▶ Exercise objective
Copy all the entries below exactly, but not the pictures.

==== Data for processing

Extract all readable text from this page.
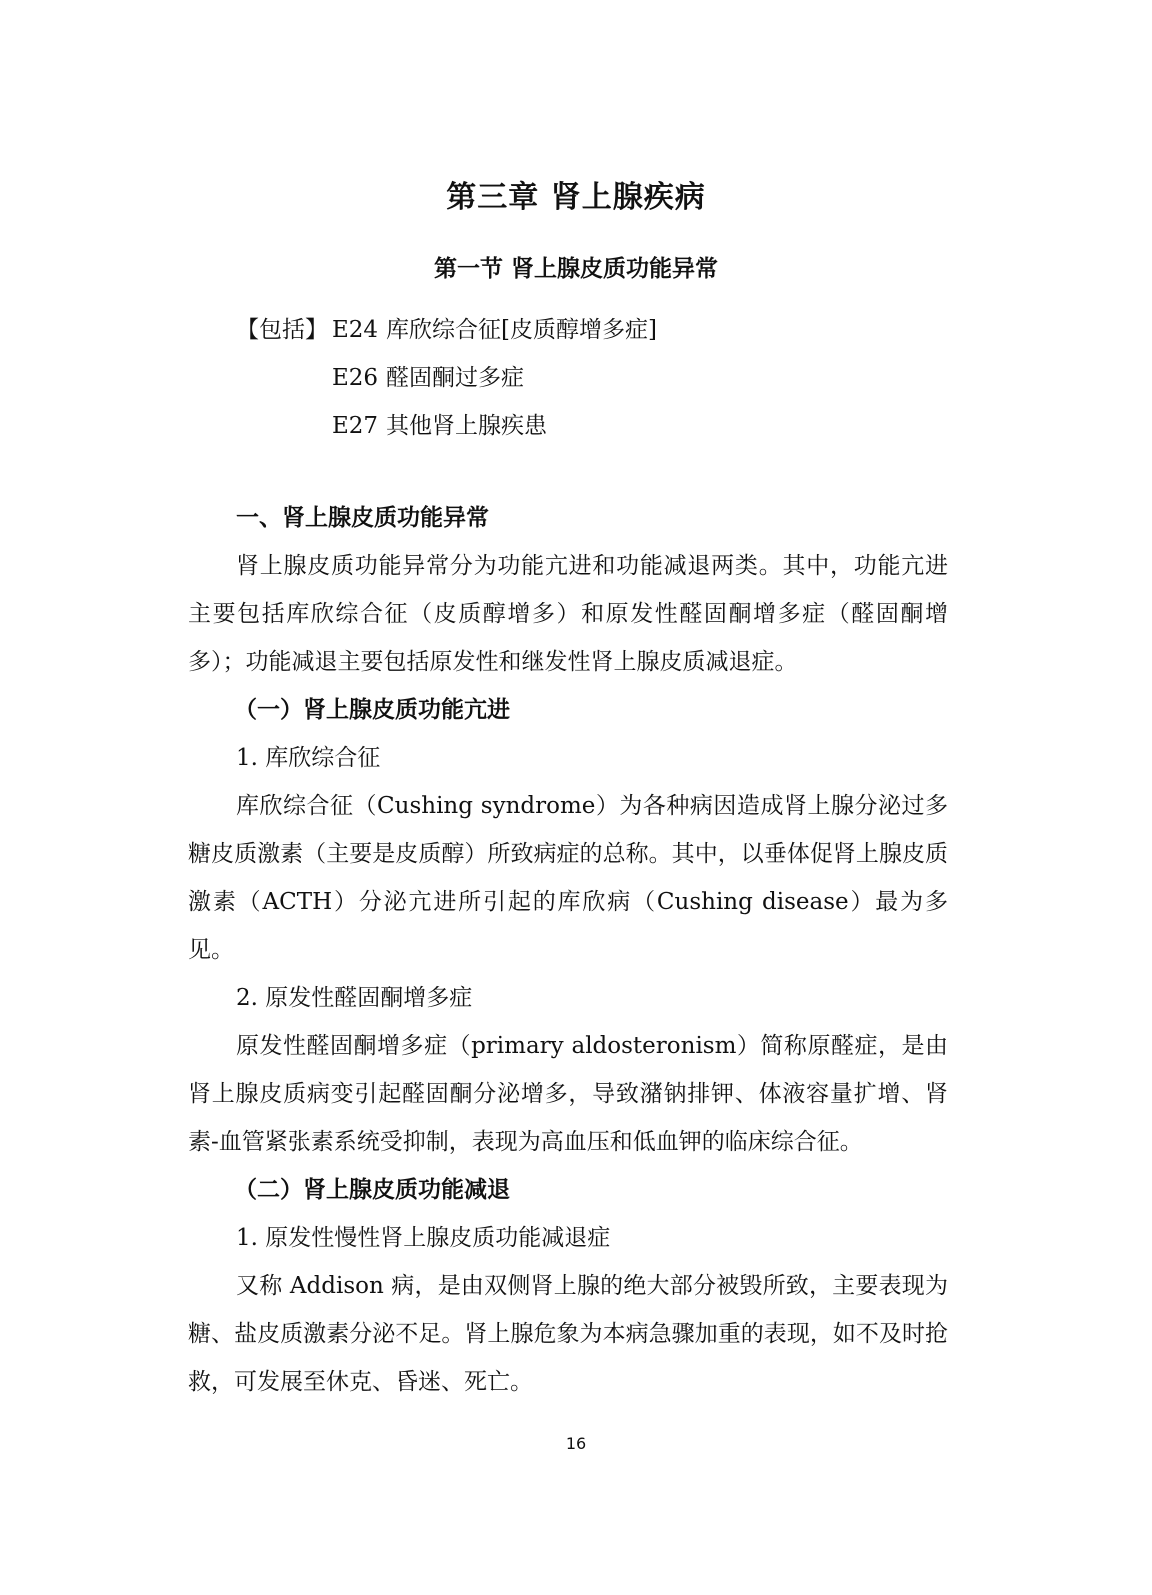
第三章 肾上腺疾病
第一节 肾上腺皮质功能异常
【包括】 E24 库欣综合征[皮质醇增多症]
E26 醛固酮过多症
E27 其他肾上腺疾患
一、肾上腺皮质功能异常

肾上腺皮质功能异常分为功能亢进和功能减退两类。其中，功能亢进主要包括库欣综合征（皮质醇增多）和原发性醛固酮增多症（醛固酮增多）；功能减退主要包括原发性和继发性肾上腺皮质减退症。

（一）肾上腺皮质功能亢进
1. 库欣综合征

库欣综合征（Cushing syndrome）为各种病因造成肾上腺分泌过多糖皮质激素（主要是皮质醇）所致病症的总称。其中，以垂体促肾上腺皮质激素（ACTH）分泌亢进所引起的库欣病（Cushing disease）最为多见。

2. 原发性醛固酮增多症

原发性醛固酮增多症（primary aldosteronism）简称原醛症，是由肾上腺皮质病变引起醛固酮分泌增多，导致潴钠排钾、体液容量扩增、肾素-血管紧张素系统受抑制，表现为高血压和低血钾的临床综合征。

（二）肾上腺皮质功能减退
1. 原发性慢性肾上腺皮质功能减退症

又称 Addison 病，是由双侧肾上腺的绝大部分被毁所致，主要表现为糖、盐皮质激素分泌不足。肾上腺危象为本病急骤加重的表现，如不及时抢救，可发展至休克、昏迷、死亡。

16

========

▶ The answer
Extract all readable text from this page.
第三章 肾上腺疾病
第一节 肾上腺皮质功能异常
【包括】 E24 库欣综合征[皮质醇增多症]
E26 醛固酮过多症
E27 其他肾上腺疾患
一、肾上腺皮质功能异常

肾上腺皮质功能异常分为功能亢进和功能减退两类。其中，功能亢进主要包括库欣综合征（皮质醇增多）和原发性醛固酮增多症（醛固酮增多）；功能减退主要包括原发性和继发性肾上腺皮质减退症。

（一）肾上腺皮质功能亢进
1. 库欣综合征

库欣综合征（Cushing syndrome）为各种病因造成肾上腺分泌过多糖皮质激素（主要是皮质醇）所致病症的总称。其中，以垂体促肾上腺皮质激素（ACTH）分泌亢进所引起的库欣病（Cushing disease）最为多见。

2. 原发性醛固酮增多症

原发性醛固酮增多症（primary aldosteronism）简称原醛症，是由肾上腺皮质病变引起醛固酮分泌增多，导致潴钠排钾、体液容量扩增、肾素-血管紧张素系统受抑制，表现为高血压和低血钾的临床综合征。

（二）肾上腺皮质功能减退
1. 原发性慢性肾上腺皮质功能减退症

又称 Addison 病，是由双侧肾上腺的绝大部分被毁所致，主要表现为糖、盐皮质激素分泌不足。肾上腺危象为本病急骤加重的表现，如不及时抢救，可发展至休克、昏迷、死亡。

16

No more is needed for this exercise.